▶ [The data]:
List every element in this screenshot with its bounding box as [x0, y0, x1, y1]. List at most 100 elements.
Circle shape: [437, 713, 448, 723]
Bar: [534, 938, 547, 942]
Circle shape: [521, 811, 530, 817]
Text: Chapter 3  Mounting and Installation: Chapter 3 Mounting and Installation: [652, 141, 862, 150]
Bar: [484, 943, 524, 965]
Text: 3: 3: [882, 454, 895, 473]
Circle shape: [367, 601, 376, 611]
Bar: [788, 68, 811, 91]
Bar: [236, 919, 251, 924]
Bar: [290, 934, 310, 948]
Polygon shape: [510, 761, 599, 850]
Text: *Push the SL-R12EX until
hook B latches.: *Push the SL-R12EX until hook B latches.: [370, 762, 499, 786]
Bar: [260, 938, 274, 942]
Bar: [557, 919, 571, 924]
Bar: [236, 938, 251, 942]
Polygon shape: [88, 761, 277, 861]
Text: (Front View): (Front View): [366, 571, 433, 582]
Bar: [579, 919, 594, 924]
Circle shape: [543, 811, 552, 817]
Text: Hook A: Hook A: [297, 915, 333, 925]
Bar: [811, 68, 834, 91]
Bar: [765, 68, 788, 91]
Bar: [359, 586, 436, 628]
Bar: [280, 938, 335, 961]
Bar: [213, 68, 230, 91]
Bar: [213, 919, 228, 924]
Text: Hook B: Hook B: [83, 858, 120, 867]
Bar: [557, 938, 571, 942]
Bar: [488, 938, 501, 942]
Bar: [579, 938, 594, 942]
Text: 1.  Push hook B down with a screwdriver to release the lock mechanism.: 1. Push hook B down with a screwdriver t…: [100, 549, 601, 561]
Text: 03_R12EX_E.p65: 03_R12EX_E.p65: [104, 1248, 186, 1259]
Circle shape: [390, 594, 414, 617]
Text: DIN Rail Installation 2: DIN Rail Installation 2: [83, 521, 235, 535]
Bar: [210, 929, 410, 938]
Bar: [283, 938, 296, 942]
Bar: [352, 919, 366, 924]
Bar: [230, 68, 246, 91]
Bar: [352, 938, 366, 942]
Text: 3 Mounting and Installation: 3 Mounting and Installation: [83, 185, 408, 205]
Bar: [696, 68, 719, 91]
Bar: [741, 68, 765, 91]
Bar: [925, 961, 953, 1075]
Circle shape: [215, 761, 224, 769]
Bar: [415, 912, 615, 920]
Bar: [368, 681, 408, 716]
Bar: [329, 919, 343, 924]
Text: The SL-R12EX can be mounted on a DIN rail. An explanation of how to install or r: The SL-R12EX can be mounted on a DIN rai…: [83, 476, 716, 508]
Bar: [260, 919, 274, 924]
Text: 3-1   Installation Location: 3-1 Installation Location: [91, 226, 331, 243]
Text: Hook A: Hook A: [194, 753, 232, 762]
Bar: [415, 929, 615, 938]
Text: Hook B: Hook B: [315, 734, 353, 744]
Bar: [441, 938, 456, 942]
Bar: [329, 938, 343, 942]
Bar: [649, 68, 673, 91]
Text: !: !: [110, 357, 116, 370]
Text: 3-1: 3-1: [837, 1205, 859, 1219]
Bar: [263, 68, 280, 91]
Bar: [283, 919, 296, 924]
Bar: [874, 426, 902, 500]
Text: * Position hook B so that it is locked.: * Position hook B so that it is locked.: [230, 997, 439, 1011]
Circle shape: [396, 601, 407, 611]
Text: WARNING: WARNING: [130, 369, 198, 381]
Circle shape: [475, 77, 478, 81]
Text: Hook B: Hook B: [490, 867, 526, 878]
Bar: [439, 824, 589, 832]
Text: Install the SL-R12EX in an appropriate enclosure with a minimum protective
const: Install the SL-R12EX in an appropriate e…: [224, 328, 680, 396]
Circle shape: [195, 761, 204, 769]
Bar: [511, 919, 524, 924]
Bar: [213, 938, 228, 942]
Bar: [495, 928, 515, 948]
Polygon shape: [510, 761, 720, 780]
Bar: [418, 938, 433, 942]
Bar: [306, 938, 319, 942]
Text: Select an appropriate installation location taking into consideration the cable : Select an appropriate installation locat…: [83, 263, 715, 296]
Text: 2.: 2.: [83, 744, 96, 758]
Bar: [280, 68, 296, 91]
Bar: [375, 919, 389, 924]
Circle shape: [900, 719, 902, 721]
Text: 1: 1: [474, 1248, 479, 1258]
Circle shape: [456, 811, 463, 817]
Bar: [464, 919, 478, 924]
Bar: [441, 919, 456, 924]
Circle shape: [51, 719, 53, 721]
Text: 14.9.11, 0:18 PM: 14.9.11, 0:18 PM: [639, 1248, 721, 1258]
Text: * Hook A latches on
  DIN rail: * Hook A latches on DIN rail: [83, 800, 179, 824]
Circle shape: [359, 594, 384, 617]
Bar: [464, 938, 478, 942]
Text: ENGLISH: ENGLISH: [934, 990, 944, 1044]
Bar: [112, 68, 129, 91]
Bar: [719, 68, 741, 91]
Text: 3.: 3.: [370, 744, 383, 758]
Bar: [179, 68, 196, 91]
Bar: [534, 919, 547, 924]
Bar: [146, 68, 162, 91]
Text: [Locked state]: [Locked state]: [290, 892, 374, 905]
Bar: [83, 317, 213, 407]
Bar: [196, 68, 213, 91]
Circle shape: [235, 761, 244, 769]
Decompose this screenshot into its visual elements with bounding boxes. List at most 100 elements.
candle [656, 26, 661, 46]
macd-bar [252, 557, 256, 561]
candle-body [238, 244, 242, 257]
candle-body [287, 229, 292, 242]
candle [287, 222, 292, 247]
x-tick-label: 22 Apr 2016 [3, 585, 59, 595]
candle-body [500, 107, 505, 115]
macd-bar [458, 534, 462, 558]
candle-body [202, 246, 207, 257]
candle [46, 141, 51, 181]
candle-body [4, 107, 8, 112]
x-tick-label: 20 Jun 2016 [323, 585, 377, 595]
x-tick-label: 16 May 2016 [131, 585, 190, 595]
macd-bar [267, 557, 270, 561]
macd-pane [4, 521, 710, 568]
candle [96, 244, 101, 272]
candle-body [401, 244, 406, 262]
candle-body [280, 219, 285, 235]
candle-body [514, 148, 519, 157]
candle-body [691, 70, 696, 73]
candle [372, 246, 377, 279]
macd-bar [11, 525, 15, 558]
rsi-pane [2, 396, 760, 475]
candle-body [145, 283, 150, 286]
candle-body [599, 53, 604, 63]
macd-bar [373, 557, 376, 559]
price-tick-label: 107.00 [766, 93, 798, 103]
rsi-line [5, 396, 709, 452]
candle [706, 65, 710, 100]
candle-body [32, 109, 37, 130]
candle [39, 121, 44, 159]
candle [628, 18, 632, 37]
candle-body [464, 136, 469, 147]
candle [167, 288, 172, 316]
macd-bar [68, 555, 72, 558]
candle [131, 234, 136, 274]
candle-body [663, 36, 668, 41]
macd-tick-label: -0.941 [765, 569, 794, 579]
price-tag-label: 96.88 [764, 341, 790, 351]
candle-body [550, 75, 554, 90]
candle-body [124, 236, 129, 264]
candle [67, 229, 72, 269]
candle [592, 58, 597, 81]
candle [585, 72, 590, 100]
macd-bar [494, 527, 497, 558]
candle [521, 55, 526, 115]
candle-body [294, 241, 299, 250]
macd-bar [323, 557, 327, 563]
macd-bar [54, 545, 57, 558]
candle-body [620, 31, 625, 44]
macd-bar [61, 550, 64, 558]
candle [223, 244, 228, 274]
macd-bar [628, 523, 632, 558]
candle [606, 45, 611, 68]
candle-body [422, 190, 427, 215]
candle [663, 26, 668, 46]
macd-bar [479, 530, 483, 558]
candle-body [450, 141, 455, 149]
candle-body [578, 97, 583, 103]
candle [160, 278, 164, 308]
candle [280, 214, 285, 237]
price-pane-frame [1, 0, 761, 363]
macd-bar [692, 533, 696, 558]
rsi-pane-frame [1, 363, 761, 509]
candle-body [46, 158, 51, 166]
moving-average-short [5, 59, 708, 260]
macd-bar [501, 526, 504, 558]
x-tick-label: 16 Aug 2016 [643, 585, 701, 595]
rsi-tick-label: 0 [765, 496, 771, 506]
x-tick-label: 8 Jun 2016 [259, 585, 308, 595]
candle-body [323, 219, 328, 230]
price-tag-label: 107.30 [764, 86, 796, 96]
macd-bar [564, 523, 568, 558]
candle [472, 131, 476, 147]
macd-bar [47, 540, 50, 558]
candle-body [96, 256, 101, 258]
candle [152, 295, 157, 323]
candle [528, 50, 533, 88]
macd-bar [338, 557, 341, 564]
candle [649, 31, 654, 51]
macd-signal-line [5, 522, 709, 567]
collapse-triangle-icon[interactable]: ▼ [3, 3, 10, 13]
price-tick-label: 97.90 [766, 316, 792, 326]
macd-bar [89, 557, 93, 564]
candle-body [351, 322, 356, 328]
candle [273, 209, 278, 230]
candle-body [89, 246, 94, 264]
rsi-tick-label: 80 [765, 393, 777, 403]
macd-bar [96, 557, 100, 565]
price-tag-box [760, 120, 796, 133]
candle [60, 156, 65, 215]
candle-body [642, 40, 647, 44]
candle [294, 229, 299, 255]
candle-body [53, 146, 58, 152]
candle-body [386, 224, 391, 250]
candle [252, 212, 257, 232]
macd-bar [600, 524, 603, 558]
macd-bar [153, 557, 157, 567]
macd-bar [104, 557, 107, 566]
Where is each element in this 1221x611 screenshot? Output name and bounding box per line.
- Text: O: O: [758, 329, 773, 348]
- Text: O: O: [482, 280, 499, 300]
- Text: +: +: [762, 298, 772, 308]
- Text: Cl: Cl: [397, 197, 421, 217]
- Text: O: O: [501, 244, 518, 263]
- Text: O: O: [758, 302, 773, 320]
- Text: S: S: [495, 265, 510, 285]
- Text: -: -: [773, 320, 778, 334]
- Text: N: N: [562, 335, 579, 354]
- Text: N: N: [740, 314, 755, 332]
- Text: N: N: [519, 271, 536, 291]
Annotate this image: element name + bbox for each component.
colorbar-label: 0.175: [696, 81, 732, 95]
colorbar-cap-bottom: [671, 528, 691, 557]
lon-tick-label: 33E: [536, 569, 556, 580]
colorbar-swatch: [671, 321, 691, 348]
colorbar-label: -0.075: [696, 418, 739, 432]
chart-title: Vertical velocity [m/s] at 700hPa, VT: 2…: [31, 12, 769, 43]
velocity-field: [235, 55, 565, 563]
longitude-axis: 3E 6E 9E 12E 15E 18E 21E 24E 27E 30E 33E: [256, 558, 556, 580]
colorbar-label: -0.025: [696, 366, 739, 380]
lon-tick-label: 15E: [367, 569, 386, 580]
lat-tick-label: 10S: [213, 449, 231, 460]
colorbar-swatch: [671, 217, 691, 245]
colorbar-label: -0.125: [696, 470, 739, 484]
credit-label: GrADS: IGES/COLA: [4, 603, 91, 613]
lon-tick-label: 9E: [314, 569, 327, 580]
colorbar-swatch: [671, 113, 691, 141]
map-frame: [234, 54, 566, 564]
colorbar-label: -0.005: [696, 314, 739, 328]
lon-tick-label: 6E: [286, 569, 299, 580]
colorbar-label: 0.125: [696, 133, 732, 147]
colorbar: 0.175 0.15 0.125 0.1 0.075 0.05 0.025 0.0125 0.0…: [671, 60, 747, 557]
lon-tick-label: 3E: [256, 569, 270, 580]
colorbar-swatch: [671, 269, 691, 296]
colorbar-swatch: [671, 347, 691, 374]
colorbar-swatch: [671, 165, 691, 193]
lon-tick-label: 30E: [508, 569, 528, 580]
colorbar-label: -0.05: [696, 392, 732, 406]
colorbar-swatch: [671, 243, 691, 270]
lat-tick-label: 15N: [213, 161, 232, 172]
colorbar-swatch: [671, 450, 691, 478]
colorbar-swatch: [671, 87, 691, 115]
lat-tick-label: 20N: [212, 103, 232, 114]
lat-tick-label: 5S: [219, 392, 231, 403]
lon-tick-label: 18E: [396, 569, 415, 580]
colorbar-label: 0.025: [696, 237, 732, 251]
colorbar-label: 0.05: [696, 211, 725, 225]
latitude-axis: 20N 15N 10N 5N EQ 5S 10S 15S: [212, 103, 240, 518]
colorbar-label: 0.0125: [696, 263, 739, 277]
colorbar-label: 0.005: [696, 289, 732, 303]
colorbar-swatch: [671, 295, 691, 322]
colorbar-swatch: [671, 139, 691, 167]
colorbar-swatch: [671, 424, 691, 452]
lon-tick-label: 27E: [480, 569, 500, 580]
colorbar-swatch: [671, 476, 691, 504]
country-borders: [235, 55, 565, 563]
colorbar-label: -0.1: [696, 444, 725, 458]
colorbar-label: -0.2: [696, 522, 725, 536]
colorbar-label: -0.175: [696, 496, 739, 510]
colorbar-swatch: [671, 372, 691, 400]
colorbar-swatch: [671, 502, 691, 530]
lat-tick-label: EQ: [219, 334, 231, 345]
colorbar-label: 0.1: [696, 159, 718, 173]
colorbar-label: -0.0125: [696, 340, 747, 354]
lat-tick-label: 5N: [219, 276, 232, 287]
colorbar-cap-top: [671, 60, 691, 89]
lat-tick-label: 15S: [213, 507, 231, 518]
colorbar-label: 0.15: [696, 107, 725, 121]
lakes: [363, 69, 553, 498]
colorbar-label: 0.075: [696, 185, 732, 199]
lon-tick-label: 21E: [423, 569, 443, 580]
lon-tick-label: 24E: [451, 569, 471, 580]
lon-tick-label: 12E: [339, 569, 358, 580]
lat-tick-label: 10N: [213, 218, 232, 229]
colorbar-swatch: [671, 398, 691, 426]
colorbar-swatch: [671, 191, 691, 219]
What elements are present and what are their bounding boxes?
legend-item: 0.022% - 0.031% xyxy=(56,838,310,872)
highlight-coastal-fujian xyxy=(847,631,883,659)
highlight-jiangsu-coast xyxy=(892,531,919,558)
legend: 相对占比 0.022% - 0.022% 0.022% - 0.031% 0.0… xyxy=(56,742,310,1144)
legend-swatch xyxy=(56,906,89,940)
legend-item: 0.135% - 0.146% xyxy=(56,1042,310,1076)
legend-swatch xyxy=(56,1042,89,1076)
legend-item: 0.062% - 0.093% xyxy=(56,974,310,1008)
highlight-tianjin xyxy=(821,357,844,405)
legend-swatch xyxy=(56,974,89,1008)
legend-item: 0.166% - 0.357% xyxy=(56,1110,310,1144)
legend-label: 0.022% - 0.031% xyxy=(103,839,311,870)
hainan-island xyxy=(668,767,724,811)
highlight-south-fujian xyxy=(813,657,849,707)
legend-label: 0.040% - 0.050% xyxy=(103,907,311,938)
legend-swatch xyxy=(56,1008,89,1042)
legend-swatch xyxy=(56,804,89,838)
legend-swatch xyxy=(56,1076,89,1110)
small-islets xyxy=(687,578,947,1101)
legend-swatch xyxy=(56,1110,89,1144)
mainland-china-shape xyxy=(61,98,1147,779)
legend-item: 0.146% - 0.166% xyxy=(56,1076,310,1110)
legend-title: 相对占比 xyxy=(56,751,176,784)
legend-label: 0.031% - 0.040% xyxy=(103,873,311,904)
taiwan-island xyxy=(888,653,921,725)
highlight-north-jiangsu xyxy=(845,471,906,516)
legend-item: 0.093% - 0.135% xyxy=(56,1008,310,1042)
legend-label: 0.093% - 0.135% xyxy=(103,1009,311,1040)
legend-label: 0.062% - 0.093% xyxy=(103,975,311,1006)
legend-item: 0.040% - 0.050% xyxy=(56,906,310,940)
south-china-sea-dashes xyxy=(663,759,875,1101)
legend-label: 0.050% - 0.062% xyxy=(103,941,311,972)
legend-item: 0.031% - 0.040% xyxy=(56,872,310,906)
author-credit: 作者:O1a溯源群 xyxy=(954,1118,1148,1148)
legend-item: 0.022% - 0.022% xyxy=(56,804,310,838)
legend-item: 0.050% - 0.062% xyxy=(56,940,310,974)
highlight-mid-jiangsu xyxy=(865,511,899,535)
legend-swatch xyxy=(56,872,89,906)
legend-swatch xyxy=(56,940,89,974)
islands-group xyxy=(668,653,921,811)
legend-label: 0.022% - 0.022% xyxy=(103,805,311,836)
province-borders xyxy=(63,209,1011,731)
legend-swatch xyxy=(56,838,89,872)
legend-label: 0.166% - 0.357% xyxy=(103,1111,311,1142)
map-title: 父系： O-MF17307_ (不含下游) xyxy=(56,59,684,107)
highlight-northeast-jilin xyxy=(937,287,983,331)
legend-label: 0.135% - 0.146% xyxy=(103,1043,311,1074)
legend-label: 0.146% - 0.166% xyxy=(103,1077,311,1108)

▶ [Short task]: Copy each line in the records above that contains the string "screenshot". Matching is case-sensitive.

▶ [Written solution]:
List every element in this screenshot with its bounding box as [x0, y0, x1, y1]. List at most 100 elements.
Decompose this screenshot into its visual elements with bounding boxes. List at most 100 elements.
Where is each element in this 1221x611 screenshot? Output name and bounding box per line.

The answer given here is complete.